WRITTEN EXERCISE: Find every line in the records below that holds the word "this", and copy each one.

[Entries taken from a collection]
────────────────────

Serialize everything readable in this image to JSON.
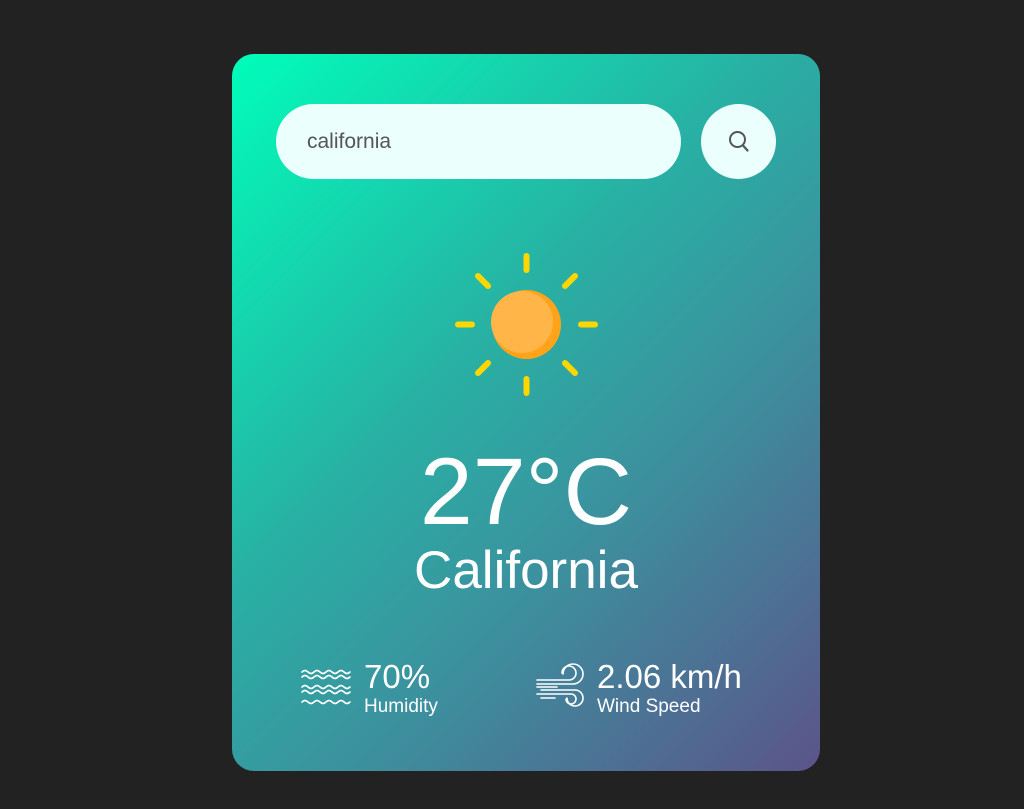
{
  "search": {
    "value": "california",
    "icon": "search-icon"
  },
  "weather": {
    "icon": "sun-icon",
    "temperature": "27°C",
    "city": "California",
    "sun_color": "#ffa726",
    "ray_color": "#ffd600"
  },
  "details": {
    "humidity": {
      "value": "70%",
      "label": "Humidity",
      "icon": "humidity-icon"
    },
    "wind": {
      "value": "2.06 km/h",
      "label": "Wind Speed",
      "icon": "wind-icon"
    }
  },
  "colors": {
    "background": "#222222",
    "gradient_start": "#00feba",
    "gradient_end": "#5b548a",
    "input_bg": "#ebfffc"
  }
}
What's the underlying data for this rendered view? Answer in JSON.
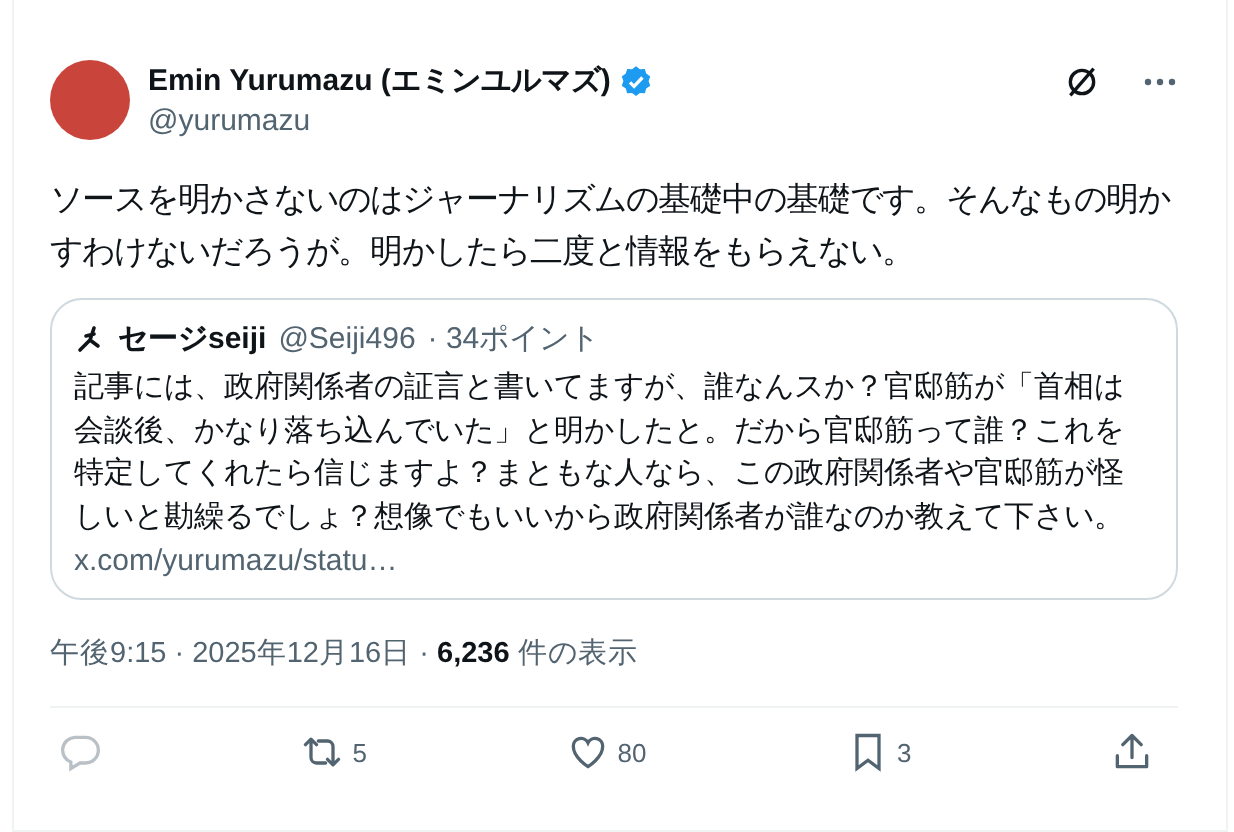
{
  "author": {
    "name": "Emin Yurumazu (エミンユルマズ)",
    "handle": "@yurumazu",
    "verified": true
  },
  "body": "ソースを明かさないのはジャーナリズムの基礎中の基礎です。そんなもの明かすわけないだろうが。明かしたら二度と情報をもらえない。",
  "quote": {
    "name": "セージseiji",
    "handle": "@Seiji496",
    "points": "· 34ポイント",
    "text": "記事には、政府関係者の証言と書いてますが、誰なんスか？官邸筋が「首相は会談後、かなり落ち込んでいた」と明かしたと。だから官邸筋って誰？これを特定してくれたら信じますよ？まともな人なら、この政府関係者や官邸筋が怪しいと勘繰るでしょ？想像でもいいから政府関係者が誰なのか教えて下さい。",
    "link": "x.com/yurumazu/statu…"
  },
  "meta": {
    "time": "午後9:15 · 2025年12月16日 · ",
    "views": "6,236",
    "views_label": " 件の表示"
  },
  "actions": [
    {
      "kind": "reply"
    },
    {
      "kind": "repost",
      "count": "5"
    },
    {
      "kind": "like",
      "count": "80"
    },
    {
      "kind": "bookmark",
      "count": "3"
    },
    {
      "kind": "share"
    }
  ]
}
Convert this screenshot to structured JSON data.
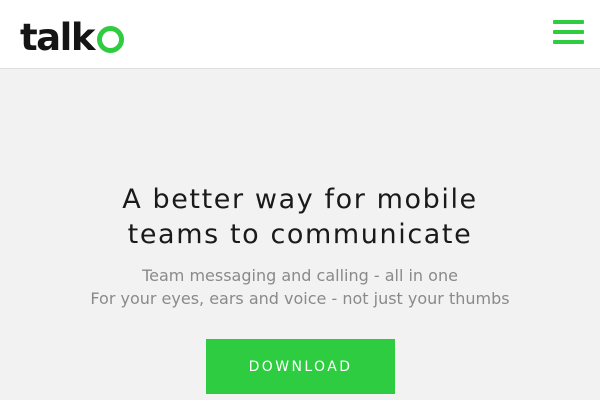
{
  "header": {
    "logo_text_main": "talk",
    "logo_accent_color": "#2ecc40",
    "menu_icon": "hamburger-menu-icon"
  },
  "hero": {
    "headline_line1": "A better way for mobile",
    "headline_line2": "teams to communicate",
    "subtext_line1": "Team messaging and calling - all in one",
    "subtext_line2": "For your eyes, ears and voice - not just your thumbs",
    "download_label": "DOWNLOAD"
  },
  "colors": {
    "accent": "#2ecc40",
    "background": "#f2f2f2",
    "header_background": "#ffffff"
  }
}
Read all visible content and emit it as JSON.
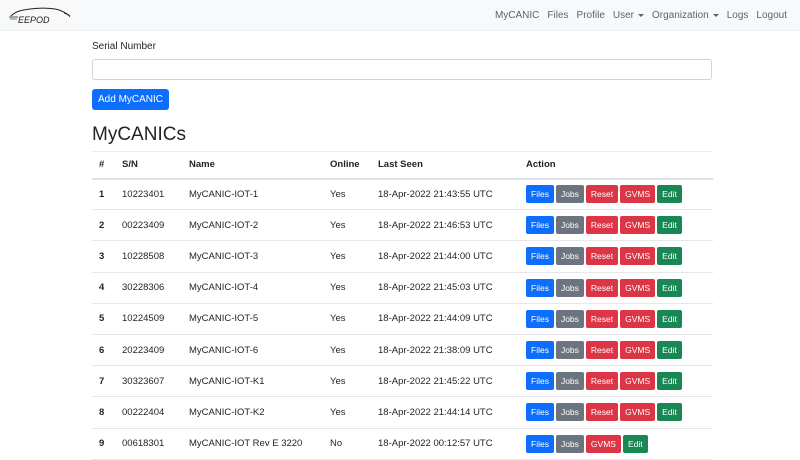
{
  "navbar": {
    "brand": "EEPOD",
    "links": [
      {
        "label": "MyCANIC",
        "name": "nav-mycanic",
        "dropdown": false
      },
      {
        "label": "Files",
        "name": "nav-files",
        "dropdown": false
      },
      {
        "label": "Profile",
        "name": "nav-profile",
        "dropdown": false
      },
      {
        "label": "User",
        "name": "nav-user",
        "dropdown": true
      },
      {
        "label": "Organization",
        "name": "nav-organization",
        "dropdown": true
      },
      {
        "label": "Logs",
        "name": "nav-logs",
        "dropdown": false
      },
      {
        "label": "Logout",
        "name": "nav-logout",
        "dropdown": false
      }
    ]
  },
  "form": {
    "serial_label": "Serial Number",
    "serial_value": "",
    "serial_placeholder": "",
    "add_button": "Add MyCANIC"
  },
  "section_title": "MyCANICs",
  "table": {
    "headers": [
      "#",
      "S/N",
      "Name",
      "Online",
      "Last Seen",
      "Action"
    ],
    "rows": [
      {
        "idx": "1",
        "sn": "10223401",
        "name": "MyCANIC-IOT-1",
        "online": "Yes",
        "last_seen": "18-Apr-2022 21:43:55 UTC",
        "actions": [
          "Files",
          "Jobs",
          "Reset",
          "GVMS",
          "Edit"
        ]
      },
      {
        "idx": "2",
        "sn": "00223409",
        "name": "MyCANIC-IOT-2",
        "online": "Yes",
        "last_seen": "18-Apr-2022 21:46:53 UTC",
        "actions": [
          "Files",
          "Jobs",
          "Reset",
          "GVMS",
          "Edit"
        ]
      },
      {
        "idx": "3",
        "sn": "10228508",
        "name": "MyCANIC-IOT-3",
        "online": "Yes",
        "last_seen": "18-Apr-2022 21:44:00 UTC",
        "actions": [
          "Files",
          "Jobs",
          "Reset",
          "GVMS",
          "Edit"
        ]
      },
      {
        "idx": "4",
        "sn": "30228306",
        "name": "MyCANIC-IOT-4",
        "online": "Yes",
        "last_seen": "18-Apr-2022 21:45:03 UTC",
        "actions": [
          "Files",
          "Jobs",
          "Reset",
          "GVMS",
          "Edit"
        ]
      },
      {
        "idx": "5",
        "sn": "10224509",
        "name": "MyCANIC-IOT-5",
        "online": "Yes",
        "last_seen": "18-Apr-2022 21:44:09 UTC",
        "actions": [
          "Files",
          "Jobs",
          "Reset",
          "GVMS",
          "Edit"
        ]
      },
      {
        "idx": "6",
        "sn": "20223409",
        "name": "MyCANIC-IOT-6",
        "online": "Yes",
        "last_seen": "18-Apr-2022 21:38:09 UTC",
        "actions": [
          "Files",
          "Jobs",
          "Reset",
          "GVMS",
          "Edit"
        ]
      },
      {
        "idx": "7",
        "sn": "30323607",
        "name": "MyCANIC-IOT-K1",
        "online": "Yes",
        "last_seen": "18-Apr-2022 21:45:22 UTC",
        "actions": [
          "Files",
          "Jobs",
          "Reset",
          "GVMS",
          "Edit"
        ]
      },
      {
        "idx": "8",
        "sn": "00222404",
        "name": "MyCANIC-IOT-K2",
        "online": "Yes",
        "last_seen": "18-Apr-2022 21:44:14 UTC",
        "actions": [
          "Files",
          "Jobs",
          "Reset",
          "GVMS",
          "Edit"
        ]
      },
      {
        "idx": "9",
        "sn": "00618301",
        "name": "MyCANIC-IOT Rev E 3220",
        "online": "No",
        "last_seen": "18-Apr-2022 00:12:57 UTC",
        "actions": [
          "Files",
          "Jobs",
          "GVMS",
          "Edit"
        ]
      }
    ]
  },
  "colors": {
    "primary": "#0d6efd",
    "secondary": "#6c757d",
    "danger": "#dc3545",
    "success": "#198754",
    "navbar_bg": "#f8f9fa"
  }
}
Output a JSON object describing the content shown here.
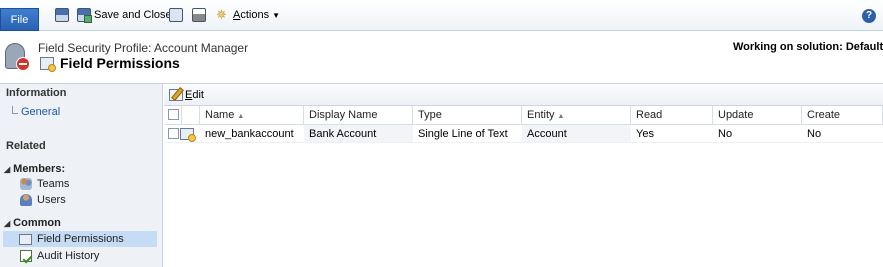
{
  "ribbon": {
    "file_label": "File",
    "save_close_label": "Save and Close",
    "actions_label": "Actions",
    "actions_underline": "A",
    "actions_rest": "ctions"
  },
  "header": {
    "subtitle": "Field Security Profile: Account Manager",
    "title": "Field Permissions",
    "working_on": "Working on solution: Default So"
  },
  "leftnav": {
    "information_label": "Information",
    "general_label": "General",
    "related_label": "Related",
    "members_label": "Members:",
    "teams_label": "Teams",
    "users_label": "Users",
    "common_label": "Common",
    "field_permissions_label": "Field Permissions",
    "audit_history_label": "Audit History"
  },
  "toolbar": {
    "edit_label": "Edit",
    "edit_underline": "E",
    "edit_rest": "dit"
  },
  "grid": {
    "columns": [
      "Name",
      "Display Name",
      "Type",
      "Entity",
      "Read",
      "Update",
      "Create"
    ],
    "rows": [
      {
        "name": "new_bankaccount",
        "display_name": "Bank Account",
        "type": "Single Line of Text",
        "entity": "Account",
        "read": "Yes",
        "update": "No",
        "create": "No"
      }
    ]
  },
  "colors": {
    "accent": "#2a62b3",
    "selected_nav": "#c6dcf4",
    "link": "#1b5aa7"
  }
}
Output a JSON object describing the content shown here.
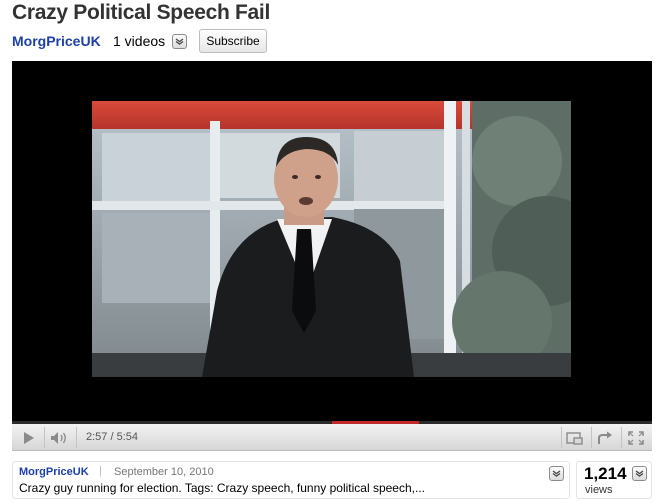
{
  "video": {
    "title": "Crazy Political Speech Fail"
  },
  "channel": {
    "name": "MorgPriceUK",
    "video_count": "1 videos",
    "subscribe_label": "Subscribe"
  },
  "player": {
    "time_display": "2:57 / 5:54",
    "progress_fraction": 0.5,
    "icons": [
      "play-icon",
      "volume-icon",
      "popout-icon",
      "share-icon",
      "fullscreen-icon"
    ]
  },
  "info": {
    "uploader": "MorgPriceUK",
    "separator": "|",
    "date": "September 10, 2010",
    "description": "Crazy guy running for election. Tags: Crazy speech, funny political speech,..."
  },
  "stats": {
    "views_count": "1,214",
    "views_label": "views"
  },
  "colors": {
    "link": "#1c3fa8",
    "progress_played": "#c22a2a"
  }
}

────────────────────

TASK OUTPUT:
Serialize everything readable in this image to JSON.
What's the underlying data for this rendered view? Answer in JSON.
Convert this screenshot to structured JSON data.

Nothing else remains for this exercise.